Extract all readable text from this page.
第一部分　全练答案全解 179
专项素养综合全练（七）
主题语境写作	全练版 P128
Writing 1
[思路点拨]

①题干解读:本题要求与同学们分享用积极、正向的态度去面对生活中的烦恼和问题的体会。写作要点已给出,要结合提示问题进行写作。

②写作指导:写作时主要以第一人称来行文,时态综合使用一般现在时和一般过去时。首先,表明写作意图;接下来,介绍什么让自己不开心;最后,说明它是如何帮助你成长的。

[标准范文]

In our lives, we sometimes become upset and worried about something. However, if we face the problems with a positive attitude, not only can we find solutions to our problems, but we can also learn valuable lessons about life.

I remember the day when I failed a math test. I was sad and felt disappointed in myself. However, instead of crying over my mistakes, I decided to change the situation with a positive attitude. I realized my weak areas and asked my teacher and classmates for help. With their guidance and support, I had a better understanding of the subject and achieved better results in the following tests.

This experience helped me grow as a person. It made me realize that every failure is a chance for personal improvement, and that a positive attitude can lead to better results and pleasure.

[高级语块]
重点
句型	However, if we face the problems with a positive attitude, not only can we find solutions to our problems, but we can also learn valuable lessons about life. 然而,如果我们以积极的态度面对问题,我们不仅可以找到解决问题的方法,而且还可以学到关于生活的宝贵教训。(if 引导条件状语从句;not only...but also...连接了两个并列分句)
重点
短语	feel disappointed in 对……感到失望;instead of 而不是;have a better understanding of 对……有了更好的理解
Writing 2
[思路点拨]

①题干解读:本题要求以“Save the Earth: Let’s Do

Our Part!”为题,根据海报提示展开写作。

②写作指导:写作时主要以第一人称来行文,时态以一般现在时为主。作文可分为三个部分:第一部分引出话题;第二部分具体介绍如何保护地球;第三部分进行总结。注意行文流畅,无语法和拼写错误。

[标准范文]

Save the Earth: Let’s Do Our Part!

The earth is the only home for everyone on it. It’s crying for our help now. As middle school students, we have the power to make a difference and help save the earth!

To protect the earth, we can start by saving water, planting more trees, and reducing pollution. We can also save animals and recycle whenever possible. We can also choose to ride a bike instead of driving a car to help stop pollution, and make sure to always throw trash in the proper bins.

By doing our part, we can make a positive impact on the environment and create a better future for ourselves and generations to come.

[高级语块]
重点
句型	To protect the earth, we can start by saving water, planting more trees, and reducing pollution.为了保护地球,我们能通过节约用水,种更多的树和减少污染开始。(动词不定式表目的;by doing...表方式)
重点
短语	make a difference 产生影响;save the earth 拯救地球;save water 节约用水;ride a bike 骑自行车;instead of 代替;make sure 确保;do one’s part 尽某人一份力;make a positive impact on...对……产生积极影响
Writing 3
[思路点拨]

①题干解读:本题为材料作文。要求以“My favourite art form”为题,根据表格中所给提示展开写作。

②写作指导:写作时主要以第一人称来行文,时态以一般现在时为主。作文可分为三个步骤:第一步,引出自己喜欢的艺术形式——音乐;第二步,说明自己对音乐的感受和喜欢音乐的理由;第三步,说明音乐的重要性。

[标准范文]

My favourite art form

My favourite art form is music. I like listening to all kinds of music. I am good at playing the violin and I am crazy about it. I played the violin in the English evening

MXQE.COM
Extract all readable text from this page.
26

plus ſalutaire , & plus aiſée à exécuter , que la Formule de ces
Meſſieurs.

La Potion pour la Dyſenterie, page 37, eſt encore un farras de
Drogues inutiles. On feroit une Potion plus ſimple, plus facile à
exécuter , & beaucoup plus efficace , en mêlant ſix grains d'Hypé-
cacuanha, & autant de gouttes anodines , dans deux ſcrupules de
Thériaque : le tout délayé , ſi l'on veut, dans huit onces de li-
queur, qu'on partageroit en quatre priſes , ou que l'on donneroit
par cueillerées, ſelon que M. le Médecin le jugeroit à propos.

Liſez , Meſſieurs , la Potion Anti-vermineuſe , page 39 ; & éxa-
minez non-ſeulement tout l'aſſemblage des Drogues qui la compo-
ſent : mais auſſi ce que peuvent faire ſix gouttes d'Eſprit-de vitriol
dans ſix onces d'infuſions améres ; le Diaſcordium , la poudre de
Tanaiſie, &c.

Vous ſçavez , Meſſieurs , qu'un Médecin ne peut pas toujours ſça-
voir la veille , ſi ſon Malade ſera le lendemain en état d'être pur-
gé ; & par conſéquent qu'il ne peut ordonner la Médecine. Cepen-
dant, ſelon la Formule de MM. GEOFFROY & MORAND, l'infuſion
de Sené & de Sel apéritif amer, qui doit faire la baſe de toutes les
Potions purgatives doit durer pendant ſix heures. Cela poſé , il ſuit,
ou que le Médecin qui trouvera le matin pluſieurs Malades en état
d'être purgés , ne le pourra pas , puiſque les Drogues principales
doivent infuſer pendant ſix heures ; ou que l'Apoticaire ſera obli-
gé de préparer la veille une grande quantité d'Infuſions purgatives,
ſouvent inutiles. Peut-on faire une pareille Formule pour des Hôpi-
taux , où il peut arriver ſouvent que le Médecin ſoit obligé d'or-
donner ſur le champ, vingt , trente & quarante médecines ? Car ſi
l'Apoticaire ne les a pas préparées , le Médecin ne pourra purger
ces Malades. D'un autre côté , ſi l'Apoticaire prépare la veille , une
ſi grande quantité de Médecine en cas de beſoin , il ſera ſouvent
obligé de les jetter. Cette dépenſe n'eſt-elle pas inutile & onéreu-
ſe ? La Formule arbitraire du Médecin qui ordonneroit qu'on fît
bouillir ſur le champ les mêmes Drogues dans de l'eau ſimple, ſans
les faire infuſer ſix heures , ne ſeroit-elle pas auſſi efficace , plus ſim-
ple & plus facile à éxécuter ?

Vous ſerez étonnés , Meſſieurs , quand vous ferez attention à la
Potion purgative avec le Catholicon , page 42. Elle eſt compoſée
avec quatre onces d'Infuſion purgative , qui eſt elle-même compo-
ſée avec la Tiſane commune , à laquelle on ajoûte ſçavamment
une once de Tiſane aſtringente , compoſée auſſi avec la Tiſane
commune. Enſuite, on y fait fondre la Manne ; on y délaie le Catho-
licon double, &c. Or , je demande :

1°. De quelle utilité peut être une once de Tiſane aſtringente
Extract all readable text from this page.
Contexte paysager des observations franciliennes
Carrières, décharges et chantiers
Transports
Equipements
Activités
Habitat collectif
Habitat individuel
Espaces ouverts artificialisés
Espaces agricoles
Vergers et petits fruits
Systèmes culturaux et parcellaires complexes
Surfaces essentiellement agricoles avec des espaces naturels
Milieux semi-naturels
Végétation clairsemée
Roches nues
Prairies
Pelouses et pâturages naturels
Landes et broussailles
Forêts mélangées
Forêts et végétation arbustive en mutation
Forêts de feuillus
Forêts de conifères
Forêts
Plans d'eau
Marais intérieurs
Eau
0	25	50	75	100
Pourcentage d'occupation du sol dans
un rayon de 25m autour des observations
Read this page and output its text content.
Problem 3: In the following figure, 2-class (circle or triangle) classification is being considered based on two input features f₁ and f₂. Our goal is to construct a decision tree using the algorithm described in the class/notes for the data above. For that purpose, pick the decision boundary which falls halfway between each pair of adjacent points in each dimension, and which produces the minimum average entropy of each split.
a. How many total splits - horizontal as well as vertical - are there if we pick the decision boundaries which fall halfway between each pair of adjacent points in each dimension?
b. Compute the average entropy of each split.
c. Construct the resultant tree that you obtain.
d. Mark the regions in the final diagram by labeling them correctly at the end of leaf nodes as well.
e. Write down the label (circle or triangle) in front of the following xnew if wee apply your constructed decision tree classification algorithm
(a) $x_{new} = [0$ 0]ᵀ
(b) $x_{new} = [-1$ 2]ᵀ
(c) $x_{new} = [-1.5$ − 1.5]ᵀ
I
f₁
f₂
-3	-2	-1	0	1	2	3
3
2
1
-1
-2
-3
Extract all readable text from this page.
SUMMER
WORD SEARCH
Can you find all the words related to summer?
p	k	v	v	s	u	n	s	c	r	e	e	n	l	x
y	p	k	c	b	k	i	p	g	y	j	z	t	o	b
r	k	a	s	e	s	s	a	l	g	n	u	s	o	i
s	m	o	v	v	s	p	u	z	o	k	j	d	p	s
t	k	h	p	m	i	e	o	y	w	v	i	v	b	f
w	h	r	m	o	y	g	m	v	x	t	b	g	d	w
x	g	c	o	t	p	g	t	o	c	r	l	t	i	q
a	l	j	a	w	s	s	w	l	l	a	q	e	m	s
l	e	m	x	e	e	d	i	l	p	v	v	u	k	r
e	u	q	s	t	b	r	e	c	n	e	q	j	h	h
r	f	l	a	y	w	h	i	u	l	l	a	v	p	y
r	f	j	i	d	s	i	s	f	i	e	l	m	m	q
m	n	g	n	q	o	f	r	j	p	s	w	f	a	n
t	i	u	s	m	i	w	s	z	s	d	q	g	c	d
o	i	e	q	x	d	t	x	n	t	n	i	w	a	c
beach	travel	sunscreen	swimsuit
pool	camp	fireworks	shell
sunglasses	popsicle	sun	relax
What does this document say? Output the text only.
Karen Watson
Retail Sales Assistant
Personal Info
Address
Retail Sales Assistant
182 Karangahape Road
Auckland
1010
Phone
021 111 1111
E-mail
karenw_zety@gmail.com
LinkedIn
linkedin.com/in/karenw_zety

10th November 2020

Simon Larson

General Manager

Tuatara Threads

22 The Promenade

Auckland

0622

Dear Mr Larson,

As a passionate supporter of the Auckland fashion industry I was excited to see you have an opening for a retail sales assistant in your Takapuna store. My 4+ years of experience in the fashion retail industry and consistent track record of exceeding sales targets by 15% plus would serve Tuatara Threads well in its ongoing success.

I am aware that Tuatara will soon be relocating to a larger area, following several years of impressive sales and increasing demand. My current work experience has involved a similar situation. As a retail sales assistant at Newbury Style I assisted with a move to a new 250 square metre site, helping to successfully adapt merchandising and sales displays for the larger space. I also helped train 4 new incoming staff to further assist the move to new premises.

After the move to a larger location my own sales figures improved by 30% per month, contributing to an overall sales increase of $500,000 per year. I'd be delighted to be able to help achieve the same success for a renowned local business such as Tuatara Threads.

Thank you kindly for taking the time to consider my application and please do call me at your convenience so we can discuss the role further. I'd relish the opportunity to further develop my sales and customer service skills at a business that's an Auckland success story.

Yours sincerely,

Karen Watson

━━━━

Show all lines in the entries above where the word "move" appears.

## EXERCISE OUTPUT:
I am aware that Tuatara will soon be relocating to a larger area, following several years of impressive sales and increasing demand. My current work experience has involved a similar situation. As a retail sales assistant at Newbury Style I assisted with a move to a new 250 square metre site, helping to successfully adapt merchandising and sales displays for the larger space. I also helped train 4 new incoming staff to further assist the move to new premises.
After the move to a larger location my own sales figures improved by 30% per month, contributing to an overall sales increase of $500,000 per year. I'd be delighted to be able to help achieve the same success for a renowned local business such as Tuatara Threads.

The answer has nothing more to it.